Box annotation data
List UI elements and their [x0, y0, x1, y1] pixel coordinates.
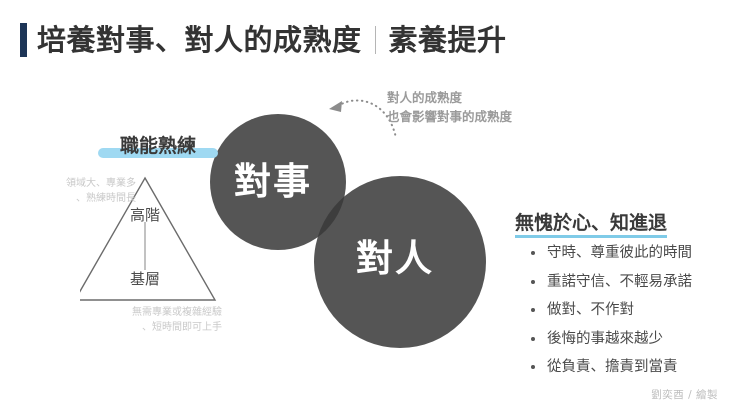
list-item: 後悔的事越來越少: [528, 332, 692, 347]
arrow-note-line2: 也會影響對事的成熟度: [387, 107, 512, 126]
credit-text: 劉奕酉 / 繪製: [651, 387, 718, 402]
arrow-note-line1: 對人的成熟度: [387, 88, 512, 107]
list-item: 守時、尊重彼此的時間: [528, 246, 692, 261]
title-sub-text: 素養提升: [389, 26, 507, 55]
pyramid-bottom-label: 基層: [85, 272, 205, 287]
maturity-list-heading-underline: [515, 235, 667, 238]
title-main-text: 培養對事、對人的成熟度: [37, 26, 362, 55]
list-item: 重諾守信、不輕易承諾: [528, 275, 692, 290]
circle-people-label: 對人: [356, 240, 434, 277]
pyramid-heading-label: 職能熟練: [120, 136, 196, 158]
pyramid-note-top: 領域大、專業多 、熟練時間長: [18, 176, 136, 206]
page-title: 培養對事、對人的成熟度 素養提升: [0, 14, 740, 66]
slide-canvas: 培養對事、對人的成熟度 素養提升 職能熟練 高階 基層 領域大、專業多 、熟練時…: [0, 0, 740, 416]
title-accent-bar: [20, 23, 27, 57]
title-divider: [375, 26, 376, 54]
list-item: 做對、不作對: [528, 303, 692, 318]
circle-things-label: 對事: [234, 163, 312, 200]
pyramid-top-label: 高階: [85, 208, 205, 223]
list-item: 從負責、擔責到當責: [528, 360, 692, 375]
arrow-note: 對人的成熟度 也會影響對事的成熟度: [387, 88, 512, 127]
maturity-list-heading: 無愧於心、知進退: [515, 212, 667, 238]
maturity-list: 守時、尊重彼此的時間 重諾守信、不輕易承諾 做對、不作對 後悔的事越來越少 從負…: [528, 246, 692, 389]
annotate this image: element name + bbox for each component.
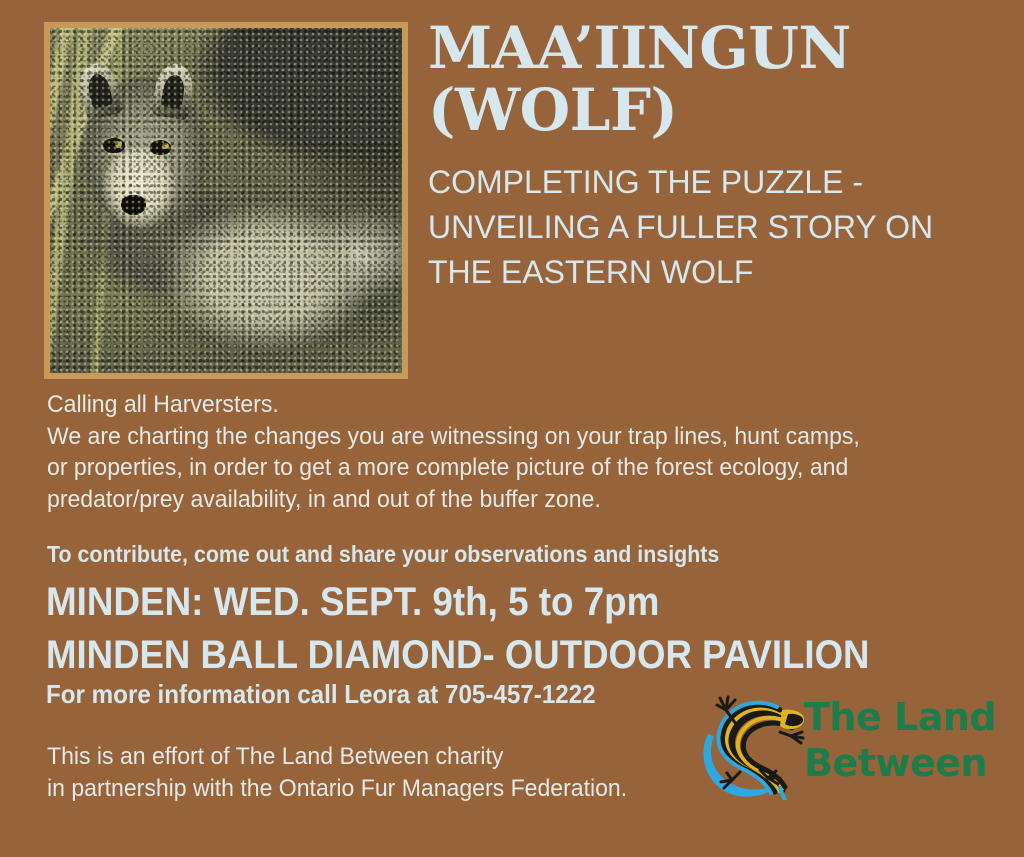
event-venue-line: MINDEN BALL DIAMOND- OUTDOOR PAVILION [46,631,869,679]
body-line-4: predator/prey availability, in and out o… [47,484,930,516]
logo-word-line-2: Between [804,740,996,786]
photo-texture-layer-b [50,28,402,373]
footer-attribution: This is an effort of The Land Between ch… [47,741,627,805]
wolf-photo [50,28,402,373]
body-paragraph: Calling all Harversters. We are charting… [47,389,930,515]
subtitle-line-2: UNVEILING A FULLER STORY ON [428,205,1000,250]
title-line-1: MAA’IINGUN [428,17,998,79]
body-line-2: We are charting the changes you are witn… [47,421,930,453]
land-between-logo: The Land Between [694,688,1000,800]
body-line-1: Calling all Harversters. [47,389,930,421]
event-date-line: MINDEN: WED. SEPT. 9th, 5 to 7pm [46,578,659,626]
wolf-photo-frame [44,22,408,379]
skink-lizard-icon [694,688,814,800]
poster-title: MAA’IINGUN (WOLF) [428,17,998,141]
contribute-callout: To contribute, come out and share your o… [47,541,719,567]
footer-line-1: This is an effort of The Land Between ch… [47,741,627,773]
logo-wordmark: The Land Between [804,694,996,786]
subtitle-line-3: THE EASTERN WOLF [428,250,1000,295]
subtitle-line-1: COMPLETING THE PUZZLE - [428,160,1000,205]
footer-line-2: in partnership with the Ontario Fur Mana… [47,773,627,805]
event-phone-line: For more information call Leora at 705-4… [46,678,596,710]
event-poster: MAA’IINGUN (WOLF) COMPLETING THE PUZZLE … [0,0,1024,857]
poster-subtitle: COMPLETING THE PUZZLE - UNVEILING A FULL… [428,160,1000,295]
title-line-2: (WOLF) [428,79,998,141]
body-line-3: or properties, in order to get a more co… [47,452,930,484]
logo-word-line-1: The Land [804,694,996,740]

* DIRECTIONS FOR THIS TASK *
Reproduce every line of the material above word for word, leaving out the picture lines.

* SOLUTION *
List UI elements and their [x0, y0, x1, y1] pixel coordinates.
list-item: 後悔的事越來越少: [528, 332, 692, 347]
arrow-note-line2: 也會影響對事的成熟度: [387, 107, 512, 126]
credit-text: 劉奕酉 / 繪製: [651, 387, 718, 402]
arrow-note-line1: 對人的成熟度: [387, 88, 512, 107]
list-item: 守時、尊重彼此的時間: [528, 246, 692, 261]
title-sub-text: 素養提升: [389, 26, 507, 55]
pyramid-bottom-label: 基層: [85, 272, 205, 287]
maturity-list-heading-underline: [515, 235, 667, 238]
title-main-text: 培養對事、對人的成熟度: [37, 26, 362, 55]
list-item: 重諾守信、不輕易承諾: [528, 275, 692, 290]
circle-people-label: 對人: [356, 240, 434, 277]
pyramid-heading-label: 職能熟練: [120, 136, 196, 158]
pyramid-note-top: 領域大、專業多 、熟練時間長: [18, 176, 136, 206]
page-title: 培養對事、對人的成熟度 素養提升: [0, 14, 740, 66]
slide-canvas: 培養對事、對人的成熟度 素養提升 職能熟練 高階 基層 領域大、專業多 、熟練時…: [0, 0, 740, 416]
title-accent-bar: [20, 23, 27, 57]
title-divider: [375, 26, 376, 54]
list-item: 做對、不作對: [528, 303, 692, 318]
circle-things-label: 對事: [234, 163, 312, 200]
pyramid-top-label: 高階: [85, 208, 205, 223]
list-item: 從負責、擔責到當責: [528, 360, 692, 375]
arrow-note: 對人的成熟度 也會影響對事的成熟度: [387, 88, 512, 127]
maturity-list-heading: 無愧於心、知進退: [515, 212, 667, 238]
maturity-list: 守時、尊重彼此的時間 重諾守信、不輕易承諾 做對、不作對 後悔的事越來越少 從負…: [528, 246, 692, 389]
annotate this image: element name + bbox for each component.
event-venue-line: MINDEN BALL DIAMOND- OUTDOOR PAVILION [46,631,869,679]
body-line-4: predator/prey availability, in and out o… [47,484,930,516]
logo-word-line-2: Between [804,740,996,786]
photo-texture-layer-b [50,28,402,373]
footer-attribution: This is an effort of The Land Between ch… [47,741,627,805]
wolf-photo [50,28,402,373]
body-paragraph: Calling all Harversters. We are charting… [47,389,930,515]
subtitle-line-2: UNVEILING A FULLER STORY ON [428,205,1000,250]
title-line-1: MAA’IINGUN [428,17,998,79]
body-line-2: We are charting the changes you are witn… [47,421,930,453]
land-between-logo: The Land Between [694,688,1000,800]
body-line-1: Calling all Harversters. [47,389,930,421]
event-date-line: MINDEN: WED. SEPT. 9th, 5 to 7pm [46,578,659,626]
wolf-photo-frame [44,22,408,379]
skink-lizard-icon [694,688,814,800]
poster-title: MAA’IINGUN (WOLF) [428,17,998,141]
contribute-callout: To contribute, come out and share your o… [47,541,719,567]
footer-line-1: This is an effort of The Land Between ch… [47,741,627,773]
logo-wordmark: The Land Between [804,694,996,786]
subtitle-line-3: THE EASTERN WOLF [428,250,1000,295]
subtitle-line-1: COMPLETING THE PUZZLE - [428,160,1000,205]
footer-line-2: in partnership with the Ontario Fur Mana… [47,773,627,805]
event-phone-line: For more information call Leora at 705-4… [46,678,596,710]
event-poster: MAA’IINGUN (WOLF) COMPLETING THE PUZZLE … [0,0,1024,857]
poster-subtitle: COMPLETING THE PUZZLE - UNVEILING A FULL… [428,160,1000,295]
title-line-2: (WOLF) [428,79,998,141]
body-line-3: or properties, in order to get a more co… [47,452,930,484]
logo-word-line-1: The Land [804,694,996,740]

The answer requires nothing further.